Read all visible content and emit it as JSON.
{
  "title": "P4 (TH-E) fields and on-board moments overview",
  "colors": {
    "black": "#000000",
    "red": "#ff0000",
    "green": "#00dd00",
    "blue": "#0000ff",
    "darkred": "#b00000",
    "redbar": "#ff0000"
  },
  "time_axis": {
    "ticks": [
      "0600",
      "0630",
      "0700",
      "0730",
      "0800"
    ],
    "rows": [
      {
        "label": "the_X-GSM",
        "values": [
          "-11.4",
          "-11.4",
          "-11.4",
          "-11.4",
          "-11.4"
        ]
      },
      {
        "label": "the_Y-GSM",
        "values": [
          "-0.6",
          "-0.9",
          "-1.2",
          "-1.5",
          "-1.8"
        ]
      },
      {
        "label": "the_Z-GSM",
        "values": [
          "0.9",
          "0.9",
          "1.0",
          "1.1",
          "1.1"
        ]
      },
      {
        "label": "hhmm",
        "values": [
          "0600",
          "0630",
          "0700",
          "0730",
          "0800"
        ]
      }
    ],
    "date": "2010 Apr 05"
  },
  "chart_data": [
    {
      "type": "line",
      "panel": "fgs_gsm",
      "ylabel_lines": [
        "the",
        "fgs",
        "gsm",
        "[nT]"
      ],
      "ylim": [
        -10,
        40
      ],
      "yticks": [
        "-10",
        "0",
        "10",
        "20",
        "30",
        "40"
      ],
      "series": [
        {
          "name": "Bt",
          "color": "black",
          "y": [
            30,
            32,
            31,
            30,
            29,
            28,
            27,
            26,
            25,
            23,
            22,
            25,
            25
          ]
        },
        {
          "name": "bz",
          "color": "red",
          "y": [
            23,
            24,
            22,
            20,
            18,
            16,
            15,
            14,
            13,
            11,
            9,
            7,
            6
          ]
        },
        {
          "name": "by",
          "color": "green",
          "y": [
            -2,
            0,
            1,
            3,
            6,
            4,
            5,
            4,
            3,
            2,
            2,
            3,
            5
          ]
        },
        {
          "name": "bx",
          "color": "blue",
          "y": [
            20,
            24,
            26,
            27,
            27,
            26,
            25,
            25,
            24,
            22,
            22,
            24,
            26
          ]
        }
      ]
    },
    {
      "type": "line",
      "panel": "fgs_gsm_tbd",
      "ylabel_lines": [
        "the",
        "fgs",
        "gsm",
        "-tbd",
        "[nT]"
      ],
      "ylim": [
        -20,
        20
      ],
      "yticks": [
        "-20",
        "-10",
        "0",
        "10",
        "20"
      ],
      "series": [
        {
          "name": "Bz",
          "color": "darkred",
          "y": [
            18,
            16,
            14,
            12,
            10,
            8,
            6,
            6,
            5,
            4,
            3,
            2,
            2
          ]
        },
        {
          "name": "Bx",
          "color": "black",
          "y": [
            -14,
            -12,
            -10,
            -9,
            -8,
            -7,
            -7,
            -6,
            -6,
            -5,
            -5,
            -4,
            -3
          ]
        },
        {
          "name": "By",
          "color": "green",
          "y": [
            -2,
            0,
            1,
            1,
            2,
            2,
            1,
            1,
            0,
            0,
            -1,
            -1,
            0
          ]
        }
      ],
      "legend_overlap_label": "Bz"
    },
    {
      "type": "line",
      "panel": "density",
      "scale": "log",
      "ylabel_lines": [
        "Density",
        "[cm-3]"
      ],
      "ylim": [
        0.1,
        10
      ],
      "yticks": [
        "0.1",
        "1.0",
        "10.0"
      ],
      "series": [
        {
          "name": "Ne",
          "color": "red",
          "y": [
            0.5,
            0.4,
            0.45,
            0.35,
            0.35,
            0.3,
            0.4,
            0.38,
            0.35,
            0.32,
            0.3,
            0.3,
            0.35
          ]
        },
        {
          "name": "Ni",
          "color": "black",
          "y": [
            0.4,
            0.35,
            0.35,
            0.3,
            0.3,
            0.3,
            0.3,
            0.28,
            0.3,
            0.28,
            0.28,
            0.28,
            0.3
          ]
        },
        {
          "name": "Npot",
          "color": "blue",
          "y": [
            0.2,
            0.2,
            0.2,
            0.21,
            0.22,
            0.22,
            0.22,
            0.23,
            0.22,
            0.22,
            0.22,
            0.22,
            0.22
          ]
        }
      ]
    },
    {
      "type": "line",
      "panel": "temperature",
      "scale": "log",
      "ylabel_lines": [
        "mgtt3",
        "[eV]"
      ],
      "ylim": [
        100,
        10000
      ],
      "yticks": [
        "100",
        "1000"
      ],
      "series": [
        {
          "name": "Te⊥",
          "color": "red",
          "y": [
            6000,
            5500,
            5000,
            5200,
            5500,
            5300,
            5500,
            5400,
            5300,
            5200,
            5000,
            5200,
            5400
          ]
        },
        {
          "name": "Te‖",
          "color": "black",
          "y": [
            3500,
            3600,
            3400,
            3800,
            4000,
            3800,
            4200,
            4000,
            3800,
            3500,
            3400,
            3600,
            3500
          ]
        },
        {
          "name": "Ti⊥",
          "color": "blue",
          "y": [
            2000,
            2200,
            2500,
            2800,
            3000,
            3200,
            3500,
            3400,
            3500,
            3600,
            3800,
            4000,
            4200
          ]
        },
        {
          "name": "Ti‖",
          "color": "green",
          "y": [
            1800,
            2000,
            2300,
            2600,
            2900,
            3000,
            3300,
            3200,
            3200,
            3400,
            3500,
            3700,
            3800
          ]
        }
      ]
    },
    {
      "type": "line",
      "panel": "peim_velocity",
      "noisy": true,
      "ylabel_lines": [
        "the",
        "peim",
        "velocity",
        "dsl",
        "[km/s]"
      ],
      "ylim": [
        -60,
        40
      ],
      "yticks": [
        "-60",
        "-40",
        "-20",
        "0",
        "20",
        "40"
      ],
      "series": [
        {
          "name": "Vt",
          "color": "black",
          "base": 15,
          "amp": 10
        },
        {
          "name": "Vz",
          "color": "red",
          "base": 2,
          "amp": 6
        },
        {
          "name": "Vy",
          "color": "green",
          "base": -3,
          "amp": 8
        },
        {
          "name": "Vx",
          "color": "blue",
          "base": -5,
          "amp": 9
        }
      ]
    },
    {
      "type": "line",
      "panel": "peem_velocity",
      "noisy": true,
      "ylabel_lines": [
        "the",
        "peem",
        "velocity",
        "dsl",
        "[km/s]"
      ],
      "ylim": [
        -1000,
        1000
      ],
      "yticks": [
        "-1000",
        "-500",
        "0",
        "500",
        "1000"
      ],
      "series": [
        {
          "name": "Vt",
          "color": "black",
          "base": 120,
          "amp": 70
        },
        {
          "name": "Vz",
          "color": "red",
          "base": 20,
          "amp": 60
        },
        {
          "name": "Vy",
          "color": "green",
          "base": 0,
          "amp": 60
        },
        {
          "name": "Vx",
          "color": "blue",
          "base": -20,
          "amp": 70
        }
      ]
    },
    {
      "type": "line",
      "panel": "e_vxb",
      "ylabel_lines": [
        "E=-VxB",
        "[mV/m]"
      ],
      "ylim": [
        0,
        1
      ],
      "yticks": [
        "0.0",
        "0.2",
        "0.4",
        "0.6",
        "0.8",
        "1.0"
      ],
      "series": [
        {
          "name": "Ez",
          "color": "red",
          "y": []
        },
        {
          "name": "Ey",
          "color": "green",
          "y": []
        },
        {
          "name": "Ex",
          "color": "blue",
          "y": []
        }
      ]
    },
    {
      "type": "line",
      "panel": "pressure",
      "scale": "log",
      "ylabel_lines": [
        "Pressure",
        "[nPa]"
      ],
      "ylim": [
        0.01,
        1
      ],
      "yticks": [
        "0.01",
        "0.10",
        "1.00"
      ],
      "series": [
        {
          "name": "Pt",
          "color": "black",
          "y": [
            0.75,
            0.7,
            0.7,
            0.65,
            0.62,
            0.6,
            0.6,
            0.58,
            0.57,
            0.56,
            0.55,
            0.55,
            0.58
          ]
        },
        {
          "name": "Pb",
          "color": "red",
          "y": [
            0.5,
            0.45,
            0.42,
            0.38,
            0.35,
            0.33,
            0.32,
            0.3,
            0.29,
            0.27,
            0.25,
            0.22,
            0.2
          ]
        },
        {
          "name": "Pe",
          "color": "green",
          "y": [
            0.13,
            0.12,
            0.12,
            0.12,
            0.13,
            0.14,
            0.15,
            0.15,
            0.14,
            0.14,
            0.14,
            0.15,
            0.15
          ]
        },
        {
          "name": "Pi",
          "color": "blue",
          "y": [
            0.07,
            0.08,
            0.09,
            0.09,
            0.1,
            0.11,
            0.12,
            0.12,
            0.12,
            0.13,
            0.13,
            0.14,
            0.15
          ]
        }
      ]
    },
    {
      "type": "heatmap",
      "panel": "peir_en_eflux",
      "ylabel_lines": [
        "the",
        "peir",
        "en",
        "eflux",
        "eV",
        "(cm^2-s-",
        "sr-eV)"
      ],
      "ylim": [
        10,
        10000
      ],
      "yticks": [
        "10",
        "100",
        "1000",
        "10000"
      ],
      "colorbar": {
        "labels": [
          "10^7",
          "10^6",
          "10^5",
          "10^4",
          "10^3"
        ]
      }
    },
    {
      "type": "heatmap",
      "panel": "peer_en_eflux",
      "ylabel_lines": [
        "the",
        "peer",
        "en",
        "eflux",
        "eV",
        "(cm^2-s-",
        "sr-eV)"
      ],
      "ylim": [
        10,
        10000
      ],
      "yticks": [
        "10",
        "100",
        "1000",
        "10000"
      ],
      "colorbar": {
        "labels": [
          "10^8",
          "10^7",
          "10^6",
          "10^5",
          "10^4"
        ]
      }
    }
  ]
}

Given task: Go through the records and pull out each line that includes the word "panel".

Written response:
      "panel": "fgs_gsm",
      "panel": "fgs_gsm_tbd",
      "panel": "density",
      "panel": "temperature",
      "panel": "peim_velocity",
      "panel": "peem_velocity",
      "panel": "e_vxb",
      "panel": "pressure",
      "panel": "peir_en_eflux",
      "panel": "peer_en_eflux",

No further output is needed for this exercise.